▸ Entries shown
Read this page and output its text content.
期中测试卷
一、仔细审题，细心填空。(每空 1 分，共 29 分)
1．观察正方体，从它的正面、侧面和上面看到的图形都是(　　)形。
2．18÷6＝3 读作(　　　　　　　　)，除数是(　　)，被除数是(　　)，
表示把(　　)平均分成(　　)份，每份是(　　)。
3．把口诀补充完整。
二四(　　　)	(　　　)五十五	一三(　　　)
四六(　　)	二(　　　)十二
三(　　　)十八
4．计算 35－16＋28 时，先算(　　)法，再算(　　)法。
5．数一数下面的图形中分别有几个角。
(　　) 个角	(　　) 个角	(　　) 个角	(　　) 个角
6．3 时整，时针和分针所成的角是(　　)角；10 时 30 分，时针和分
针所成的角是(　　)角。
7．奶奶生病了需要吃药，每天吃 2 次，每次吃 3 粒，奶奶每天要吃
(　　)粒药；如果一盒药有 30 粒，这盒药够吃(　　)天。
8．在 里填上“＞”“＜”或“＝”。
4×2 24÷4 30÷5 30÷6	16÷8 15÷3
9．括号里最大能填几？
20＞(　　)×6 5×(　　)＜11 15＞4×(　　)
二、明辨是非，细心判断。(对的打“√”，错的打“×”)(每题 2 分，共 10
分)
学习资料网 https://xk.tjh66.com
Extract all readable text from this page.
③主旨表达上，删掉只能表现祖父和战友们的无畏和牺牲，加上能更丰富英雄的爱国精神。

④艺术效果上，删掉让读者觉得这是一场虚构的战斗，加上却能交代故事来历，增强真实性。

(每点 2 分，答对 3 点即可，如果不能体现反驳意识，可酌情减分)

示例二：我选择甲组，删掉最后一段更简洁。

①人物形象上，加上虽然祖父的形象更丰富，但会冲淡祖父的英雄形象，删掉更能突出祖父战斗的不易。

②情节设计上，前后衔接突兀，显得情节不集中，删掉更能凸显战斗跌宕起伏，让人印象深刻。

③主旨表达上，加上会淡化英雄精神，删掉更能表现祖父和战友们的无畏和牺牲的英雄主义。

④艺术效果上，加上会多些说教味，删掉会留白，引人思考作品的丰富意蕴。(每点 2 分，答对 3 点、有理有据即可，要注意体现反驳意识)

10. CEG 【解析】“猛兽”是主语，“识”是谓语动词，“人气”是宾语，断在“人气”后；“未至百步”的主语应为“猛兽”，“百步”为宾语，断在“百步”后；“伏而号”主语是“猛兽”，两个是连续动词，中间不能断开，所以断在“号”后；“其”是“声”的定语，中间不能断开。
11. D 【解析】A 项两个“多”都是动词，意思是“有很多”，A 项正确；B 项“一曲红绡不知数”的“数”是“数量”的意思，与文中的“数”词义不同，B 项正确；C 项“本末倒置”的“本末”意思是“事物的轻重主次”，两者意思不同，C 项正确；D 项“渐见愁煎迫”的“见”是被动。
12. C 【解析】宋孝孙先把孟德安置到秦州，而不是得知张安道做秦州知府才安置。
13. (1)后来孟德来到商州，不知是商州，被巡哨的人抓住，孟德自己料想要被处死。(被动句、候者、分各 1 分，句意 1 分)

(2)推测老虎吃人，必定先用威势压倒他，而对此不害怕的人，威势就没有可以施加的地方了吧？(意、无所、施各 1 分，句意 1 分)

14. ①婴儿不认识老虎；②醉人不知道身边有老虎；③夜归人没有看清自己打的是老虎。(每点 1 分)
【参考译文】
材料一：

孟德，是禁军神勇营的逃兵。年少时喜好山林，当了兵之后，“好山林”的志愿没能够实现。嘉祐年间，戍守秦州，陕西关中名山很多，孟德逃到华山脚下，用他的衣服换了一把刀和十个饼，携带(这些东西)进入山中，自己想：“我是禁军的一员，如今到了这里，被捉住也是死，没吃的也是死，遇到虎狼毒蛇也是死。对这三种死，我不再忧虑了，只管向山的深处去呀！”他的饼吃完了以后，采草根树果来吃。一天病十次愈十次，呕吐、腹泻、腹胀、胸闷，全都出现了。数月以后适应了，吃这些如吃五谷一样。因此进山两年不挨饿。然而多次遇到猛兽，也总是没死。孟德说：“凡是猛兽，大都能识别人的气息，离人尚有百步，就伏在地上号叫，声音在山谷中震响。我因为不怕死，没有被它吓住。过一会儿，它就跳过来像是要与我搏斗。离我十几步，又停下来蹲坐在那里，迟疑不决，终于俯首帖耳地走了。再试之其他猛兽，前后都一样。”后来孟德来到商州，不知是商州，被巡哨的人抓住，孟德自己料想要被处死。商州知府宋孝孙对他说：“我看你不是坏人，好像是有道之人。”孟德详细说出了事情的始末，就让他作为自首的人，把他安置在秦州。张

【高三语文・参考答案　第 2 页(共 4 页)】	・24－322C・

▸ Exercise requirements
Which lines include the word "后来孟德来到商州"? Copy every one of them.

▸ The completed task
13. (1)后来孟德来到商州，不知是商州，被巡哨的人抓住，孟德自己料想要被处死。(被动句、候者、分各 1 分，句意 1 分)
孟德，是禁军神勇营的逃兵。年少时喜好山林，当了兵之后，“好山林”的志愿没能够实现。嘉祐年间，戍守秦州，陕西关中名山很多，孟德逃到华山脚下，用他的衣服换了一把刀和十个饼，携带(这些东西)进入山中，自己想：“我是禁军的一员，如今到了这里，被捉住也是死，没吃的也是死，遇到虎狼毒蛇也是死。对这三种死，我不再忧虑了，只管向山的深处去呀！”他的饼吃完了以后，采草根树果来吃。一天病十次愈十次，呕吐、腹泻、腹胀、胸闷，全都出现了。数月以后适应了，吃这些如吃五谷一样。因此进山两年不挨饿。然而多次遇到猛兽，也总是没死。孟德说：“凡是猛兽，大都能识别人的气息，离人尚有百步，就伏在地上号叫，声音在山谷中震响。我因为不怕死，没有被它吓住。过一会儿，它就跳过来像是要与我搏斗。离我十几步，又停下来蹲坐在那里，迟疑不决，终于俯首帖耳地走了。再试之其他猛兽，前后都一样。”后来孟德来到商州，不知是商州，被巡哨的人抓住，孟德自己料想要被处死。商州知府宋孝孙对他说：“我看你不是坏人，好像是有道之人。”孟德详细说出了事情的始末，就让他作为自首的人，把他安置在秦州。张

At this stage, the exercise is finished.